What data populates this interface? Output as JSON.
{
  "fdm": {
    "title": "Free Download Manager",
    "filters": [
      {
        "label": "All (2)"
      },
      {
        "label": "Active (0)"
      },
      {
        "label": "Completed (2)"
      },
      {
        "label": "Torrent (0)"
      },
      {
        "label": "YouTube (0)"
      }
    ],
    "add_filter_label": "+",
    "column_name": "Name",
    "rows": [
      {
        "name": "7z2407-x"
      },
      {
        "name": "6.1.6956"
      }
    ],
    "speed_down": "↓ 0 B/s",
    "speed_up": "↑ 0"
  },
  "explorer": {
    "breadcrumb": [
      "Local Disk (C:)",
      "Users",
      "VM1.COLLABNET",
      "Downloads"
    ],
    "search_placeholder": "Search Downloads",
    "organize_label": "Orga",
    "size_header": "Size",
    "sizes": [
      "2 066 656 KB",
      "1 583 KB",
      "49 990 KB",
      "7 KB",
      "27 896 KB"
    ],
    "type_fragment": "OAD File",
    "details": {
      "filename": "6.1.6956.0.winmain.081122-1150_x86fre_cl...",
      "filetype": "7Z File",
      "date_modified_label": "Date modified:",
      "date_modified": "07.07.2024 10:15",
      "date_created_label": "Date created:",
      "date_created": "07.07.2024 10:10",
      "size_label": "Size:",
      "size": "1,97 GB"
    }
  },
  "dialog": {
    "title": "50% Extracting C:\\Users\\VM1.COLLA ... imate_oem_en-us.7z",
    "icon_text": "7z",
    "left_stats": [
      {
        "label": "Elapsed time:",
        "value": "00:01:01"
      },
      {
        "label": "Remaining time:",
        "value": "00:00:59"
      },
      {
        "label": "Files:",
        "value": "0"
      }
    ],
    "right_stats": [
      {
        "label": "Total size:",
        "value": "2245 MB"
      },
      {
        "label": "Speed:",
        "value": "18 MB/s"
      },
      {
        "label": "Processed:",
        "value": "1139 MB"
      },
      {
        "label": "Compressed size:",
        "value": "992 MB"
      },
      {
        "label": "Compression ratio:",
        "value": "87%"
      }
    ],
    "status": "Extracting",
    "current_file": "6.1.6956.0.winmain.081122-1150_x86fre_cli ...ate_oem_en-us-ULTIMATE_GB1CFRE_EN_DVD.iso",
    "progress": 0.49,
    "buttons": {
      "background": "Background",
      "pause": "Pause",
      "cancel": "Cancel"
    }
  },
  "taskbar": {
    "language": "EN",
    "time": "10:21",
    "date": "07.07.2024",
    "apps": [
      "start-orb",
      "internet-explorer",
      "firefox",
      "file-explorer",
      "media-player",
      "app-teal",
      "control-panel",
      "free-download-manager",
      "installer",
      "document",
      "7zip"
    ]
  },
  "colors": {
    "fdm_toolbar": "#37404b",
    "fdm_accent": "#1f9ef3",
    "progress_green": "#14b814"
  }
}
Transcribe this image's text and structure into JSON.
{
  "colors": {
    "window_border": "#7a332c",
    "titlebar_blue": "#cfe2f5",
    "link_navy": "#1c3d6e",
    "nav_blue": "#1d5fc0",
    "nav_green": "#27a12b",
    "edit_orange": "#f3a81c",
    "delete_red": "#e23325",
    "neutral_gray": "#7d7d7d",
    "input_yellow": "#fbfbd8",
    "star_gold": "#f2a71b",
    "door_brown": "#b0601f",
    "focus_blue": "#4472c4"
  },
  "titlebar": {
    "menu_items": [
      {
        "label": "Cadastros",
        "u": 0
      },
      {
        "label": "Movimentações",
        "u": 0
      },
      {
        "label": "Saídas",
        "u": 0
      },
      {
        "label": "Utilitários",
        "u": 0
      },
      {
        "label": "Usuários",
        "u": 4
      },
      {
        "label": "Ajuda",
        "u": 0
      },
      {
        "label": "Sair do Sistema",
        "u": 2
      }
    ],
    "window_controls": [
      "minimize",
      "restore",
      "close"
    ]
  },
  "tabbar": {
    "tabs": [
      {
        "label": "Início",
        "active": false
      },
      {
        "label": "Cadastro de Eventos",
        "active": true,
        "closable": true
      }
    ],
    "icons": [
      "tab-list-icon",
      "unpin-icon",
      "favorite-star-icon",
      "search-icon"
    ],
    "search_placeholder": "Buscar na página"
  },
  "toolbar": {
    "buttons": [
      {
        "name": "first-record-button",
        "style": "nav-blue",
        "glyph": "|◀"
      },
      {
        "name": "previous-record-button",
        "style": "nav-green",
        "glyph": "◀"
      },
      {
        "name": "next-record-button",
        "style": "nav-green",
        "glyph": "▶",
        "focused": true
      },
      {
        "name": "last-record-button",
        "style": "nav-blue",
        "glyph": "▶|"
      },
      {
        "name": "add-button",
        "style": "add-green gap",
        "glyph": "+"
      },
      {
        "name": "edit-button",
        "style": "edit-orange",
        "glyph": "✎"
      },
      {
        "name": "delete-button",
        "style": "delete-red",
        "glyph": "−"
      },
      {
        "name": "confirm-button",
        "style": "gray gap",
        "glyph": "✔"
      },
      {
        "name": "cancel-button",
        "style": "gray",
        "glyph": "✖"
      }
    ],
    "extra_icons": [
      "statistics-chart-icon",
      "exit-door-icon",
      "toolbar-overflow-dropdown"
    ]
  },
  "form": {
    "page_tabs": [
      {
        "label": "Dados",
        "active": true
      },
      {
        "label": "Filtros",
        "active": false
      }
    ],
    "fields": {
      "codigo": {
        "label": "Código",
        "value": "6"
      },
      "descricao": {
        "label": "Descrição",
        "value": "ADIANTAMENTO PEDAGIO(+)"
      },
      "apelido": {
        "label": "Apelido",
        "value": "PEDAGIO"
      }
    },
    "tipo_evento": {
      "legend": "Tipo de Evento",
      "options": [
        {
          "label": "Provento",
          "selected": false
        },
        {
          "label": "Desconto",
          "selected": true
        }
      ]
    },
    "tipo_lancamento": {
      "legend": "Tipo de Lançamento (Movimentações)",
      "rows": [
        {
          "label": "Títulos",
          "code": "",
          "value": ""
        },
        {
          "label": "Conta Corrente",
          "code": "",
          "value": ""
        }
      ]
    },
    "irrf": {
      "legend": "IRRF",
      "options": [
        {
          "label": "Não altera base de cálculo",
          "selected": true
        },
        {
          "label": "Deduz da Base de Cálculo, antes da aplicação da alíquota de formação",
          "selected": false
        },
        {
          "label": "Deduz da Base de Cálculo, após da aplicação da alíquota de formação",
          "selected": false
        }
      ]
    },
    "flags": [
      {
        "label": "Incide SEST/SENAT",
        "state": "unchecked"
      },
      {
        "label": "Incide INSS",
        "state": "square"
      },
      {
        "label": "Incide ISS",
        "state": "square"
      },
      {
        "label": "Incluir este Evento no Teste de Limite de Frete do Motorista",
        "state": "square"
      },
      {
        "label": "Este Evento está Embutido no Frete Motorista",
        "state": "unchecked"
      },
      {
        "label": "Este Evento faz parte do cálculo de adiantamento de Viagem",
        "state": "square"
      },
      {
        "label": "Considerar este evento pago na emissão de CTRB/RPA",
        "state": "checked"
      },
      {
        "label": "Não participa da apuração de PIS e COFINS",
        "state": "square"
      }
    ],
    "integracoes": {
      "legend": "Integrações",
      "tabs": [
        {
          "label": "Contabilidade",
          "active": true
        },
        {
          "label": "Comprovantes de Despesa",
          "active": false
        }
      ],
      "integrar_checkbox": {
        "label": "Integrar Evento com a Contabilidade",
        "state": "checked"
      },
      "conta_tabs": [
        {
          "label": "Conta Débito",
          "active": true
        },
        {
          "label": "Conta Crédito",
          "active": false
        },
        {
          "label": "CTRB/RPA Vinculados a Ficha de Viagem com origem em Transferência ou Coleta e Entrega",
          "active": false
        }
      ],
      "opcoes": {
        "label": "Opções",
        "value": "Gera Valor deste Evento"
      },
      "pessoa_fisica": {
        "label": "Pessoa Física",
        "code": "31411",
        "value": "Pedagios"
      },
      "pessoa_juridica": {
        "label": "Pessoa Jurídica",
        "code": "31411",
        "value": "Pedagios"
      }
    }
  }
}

+ + +

Exercise task: Of the lines above, how many include the word "Motorista"? Reply with the number only.

Written reply: 2